Records from a dataset:
---

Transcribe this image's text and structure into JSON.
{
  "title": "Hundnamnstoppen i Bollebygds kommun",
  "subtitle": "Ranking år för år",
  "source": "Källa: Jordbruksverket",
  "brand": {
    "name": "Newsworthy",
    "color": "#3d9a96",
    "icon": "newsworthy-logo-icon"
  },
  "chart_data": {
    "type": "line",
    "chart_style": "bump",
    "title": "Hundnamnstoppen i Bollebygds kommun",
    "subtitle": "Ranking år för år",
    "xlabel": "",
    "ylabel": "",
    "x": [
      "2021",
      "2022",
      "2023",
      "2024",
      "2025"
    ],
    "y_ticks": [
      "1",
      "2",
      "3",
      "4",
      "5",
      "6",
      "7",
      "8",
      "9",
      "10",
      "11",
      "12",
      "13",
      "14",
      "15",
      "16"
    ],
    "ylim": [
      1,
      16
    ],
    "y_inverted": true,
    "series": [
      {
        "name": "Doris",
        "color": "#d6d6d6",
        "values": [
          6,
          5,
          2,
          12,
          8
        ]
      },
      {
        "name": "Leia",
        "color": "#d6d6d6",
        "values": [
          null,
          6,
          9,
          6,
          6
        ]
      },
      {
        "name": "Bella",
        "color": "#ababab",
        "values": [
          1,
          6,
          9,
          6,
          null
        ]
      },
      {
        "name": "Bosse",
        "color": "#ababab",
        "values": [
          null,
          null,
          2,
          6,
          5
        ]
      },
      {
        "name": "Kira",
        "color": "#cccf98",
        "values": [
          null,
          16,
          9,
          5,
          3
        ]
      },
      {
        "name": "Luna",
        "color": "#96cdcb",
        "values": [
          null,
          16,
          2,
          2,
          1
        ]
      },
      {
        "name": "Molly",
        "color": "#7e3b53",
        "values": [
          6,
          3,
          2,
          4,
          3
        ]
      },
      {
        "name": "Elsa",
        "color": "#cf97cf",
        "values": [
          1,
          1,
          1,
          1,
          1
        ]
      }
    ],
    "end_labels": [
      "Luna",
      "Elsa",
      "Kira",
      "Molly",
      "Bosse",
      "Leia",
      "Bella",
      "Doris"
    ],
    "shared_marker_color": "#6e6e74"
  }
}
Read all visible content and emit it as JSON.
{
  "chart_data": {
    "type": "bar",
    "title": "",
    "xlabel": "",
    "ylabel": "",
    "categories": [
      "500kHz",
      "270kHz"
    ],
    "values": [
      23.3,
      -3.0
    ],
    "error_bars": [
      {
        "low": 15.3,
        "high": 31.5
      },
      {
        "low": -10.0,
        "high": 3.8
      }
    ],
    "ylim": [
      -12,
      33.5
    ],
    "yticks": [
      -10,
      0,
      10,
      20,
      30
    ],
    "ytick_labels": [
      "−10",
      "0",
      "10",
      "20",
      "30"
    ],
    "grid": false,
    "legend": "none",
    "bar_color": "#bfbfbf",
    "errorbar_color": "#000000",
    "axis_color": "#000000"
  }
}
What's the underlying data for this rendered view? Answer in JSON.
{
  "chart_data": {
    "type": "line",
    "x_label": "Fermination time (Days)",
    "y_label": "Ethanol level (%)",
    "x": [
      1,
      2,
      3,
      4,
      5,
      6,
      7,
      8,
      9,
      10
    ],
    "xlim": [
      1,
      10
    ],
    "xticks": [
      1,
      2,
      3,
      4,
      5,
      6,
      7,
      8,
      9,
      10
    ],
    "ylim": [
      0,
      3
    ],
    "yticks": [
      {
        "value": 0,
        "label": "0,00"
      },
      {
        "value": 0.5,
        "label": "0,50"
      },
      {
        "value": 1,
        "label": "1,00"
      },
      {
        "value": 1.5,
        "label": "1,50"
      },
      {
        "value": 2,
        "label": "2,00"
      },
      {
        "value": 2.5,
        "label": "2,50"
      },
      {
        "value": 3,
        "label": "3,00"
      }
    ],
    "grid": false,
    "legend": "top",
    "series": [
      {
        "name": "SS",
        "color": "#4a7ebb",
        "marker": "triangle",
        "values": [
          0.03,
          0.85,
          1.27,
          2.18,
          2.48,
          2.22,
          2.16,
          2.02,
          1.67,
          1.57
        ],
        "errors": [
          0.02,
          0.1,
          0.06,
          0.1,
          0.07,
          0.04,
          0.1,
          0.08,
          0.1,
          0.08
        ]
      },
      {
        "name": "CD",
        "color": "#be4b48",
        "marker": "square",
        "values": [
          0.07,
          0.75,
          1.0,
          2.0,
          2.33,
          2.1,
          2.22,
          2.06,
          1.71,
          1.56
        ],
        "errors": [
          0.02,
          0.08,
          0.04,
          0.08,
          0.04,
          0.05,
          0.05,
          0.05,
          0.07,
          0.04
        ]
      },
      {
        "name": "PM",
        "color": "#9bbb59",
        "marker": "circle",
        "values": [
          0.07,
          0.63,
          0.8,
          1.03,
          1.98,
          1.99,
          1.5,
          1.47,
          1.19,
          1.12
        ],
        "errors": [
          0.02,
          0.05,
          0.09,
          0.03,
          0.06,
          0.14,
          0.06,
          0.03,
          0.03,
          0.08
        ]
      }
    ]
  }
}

---

REQUIREMENTS:
Output every record above exactly as it appears.

FINAL RESULT:
Transcribe this image's text and structure into JSON.
{
  "title": "Hundnamnstoppen i Bollebygds kommun",
  "subtitle": "Ranking år för år",
  "source": "Källa: Jordbruksverket",
  "brand": {
    "name": "Newsworthy",
    "color": "#3d9a96",
    "icon": "newsworthy-logo-icon"
  },
  "chart_data": {
    "type": "line",
    "chart_style": "bump",
    "title": "Hundnamnstoppen i Bollebygds kommun",
    "subtitle": "Ranking år för år",
    "xlabel": "",
    "ylabel": "",
    "x": [
      "2021",
      "2022",
      "2023",
      "2024",
      "2025"
    ],
    "y_ticks": [
      "1",
      "2",
      "3",
      "4",
      "5",
      "6",
      "7",
      "8",
      "9",
      "10",
      "11",
      "12",
      "13",
      "14",
      "15",
      "16"
    ],
    "ylim": [
      1,
      16
    ],
    "y_inverted": true,
    "series": [
      {
        "name": "Doris",
        "color": "#d6d6d6",
        "values": [
          6,
          5,
          2,
          12,
          8
        ]
      },
      {
        "name": "Leia",
        "color": "#d6d6d6",
        "values": [
          null,
          6,
          9,
          6,
          6
        ]
      },
      {
        "name": "Bella",
        "color": "#ababab",
        "values": [
          1,
          6,
          9,
          6,
          null
        ]
      },
      {
        "name": "Bosse",
        "color": "#ababab",
        "values": [
          null,
          null,
          2,
          6,
          5
        ]
      },
      {
        "name": "Kira",
        "color": "#cccf98",
        "values": [
          null,
          16,
          9,
          5,
          3
        ]
      },
      {
        "name": "Luna",
        "color": "#96cdcb",
        "values": [
          null,
          16,
          2,
          2,
          1
        ]
      },
      {
        "name": "Molly",
        "color": "#7e3b53",
        "values": [
          6,
          3,
          2,
          4,
          3
        ]
      },
      {
        "name": "Elsa",
        "color": "#cf97cf",
        "values": [
          1,
          1,
          1,
          1,
          1
        ]
      }
    ],
    "end_labels": [
      "Luna",
      "Elsa",
      "Kira",
      "Molly",
      "Bosse",
      "Leia",
      "Bella",
      "Doris"
    ],
    "shared_marker_color": "#6e6e74"
  }
}
Read all visible content and emit it as JSON.
{
  "chart_data": {
    "type": "bar",
    "title": "",
    "xlabel": "",
    "ylabel": "",
    "categories": [
      "500kHz",
      "270kHz"
    ],
    "values": [
      23.3,
      -3.0
    ],
    "error_bars": [
      {
        "low": 15.3,
        "high": 31.5
      },
      {
        "low": -10.0,
        "high": 3.8
      }
    ],
    "ylim": [
      -12,
      33.5
    ],
    "yticks": [
      -10,
      0,
      10,
      20,
      30
    ],
    "ytick_labels": [
      "−10",
      "0",
      "10",
      "20",
      "30"
    ],
    "grid": false,
    "legend": "none",
    "bar_color": "#bfbfbf",
    "errorbar_color": "#000000",
    "axis_color": "#000000"
  }
}
What's the underlying data for this rendered view? Answer in JSON.
{
  "chart_data": {
    "type": "line",
    "x_label": "Fermination time (Days)",
    "y_label": "Ethanol level (%)",
    "x": [
      1,
      2,
      3,
      4,
      5,
      6,
      7,
      8,
      9,
      10
    ],
    "xlim": [
      1,
      10
    ],
    "xticks": [
      1,
      2,
      3,
      4,
      5,
      6,
      7,
      8,
      9,
      10
    ],
    "ylim": [
      0,
      3
    ],
    "yticks": [
      {
        "value": 0,
        "label": "0,00"
      },
      {
        "value": 0.5,
        "label": "0,50"
      },
      {
        "value": 1,
        "label": "1,00"
      },
      {
        "value": 1.5,
        "label": "1,50"
      },
      {
        "value": 2,
        "label": "2,00"
      },
      {
        "value": 2.5,
        "label": "2,50"
      },
      {
        "value": 3,
        "label": "3,00"
      }
    ],
    "grid": false,
    "legend": "top",
    "series": [
      {
        "name": "SS",
        "color": "#4a7ebb",
        "marker": "triangle",
        "values": [
          0.03,
          0.85,
          1.27,
          2.18,
          2.48,
          2.22,
          2.16,
          2.02,
          1.67,
          1.57
        ],
        "errors": [
          0.02,
          0.1,
          0.06,
          0.1,
          0.07,
          0.04,
          0.1,
          0.08,
          0.1,
          0.08
        ]
      },
      {
        "name": "CD",
        "color": "#be4b48",
        "marker": "square",
        "values": [
          0.07,
          0.75,
          1.0,
          2.0,
          2.33,
          2.1,
          2.22,
          2.06,
          1.71,
          1.56
        ],
        "errors": [
          0.02,
          0.08,
          0.04,
          0.08,
          0.04,
          0.05,
          0.05,
          0.05,
          0.07,
          0.04
        ]
      },
      {
        "name": "PM",
        "color": "#9bbb59",
        "marker": "circle",
        "values": [
          0.07,
          0.63,
          0.8,
          1.03,
          1.98,
          1.99,
          1.5,
          1.47,
          1.19,
          1.12
        ],
        "errors": [
          0.02,
          0.05,
          0.09,
          0.03,
          0.06,
          0.14,
          0.06,
          0.03,
          0.03,
          0.08
        ]
      }
    ]
  }
}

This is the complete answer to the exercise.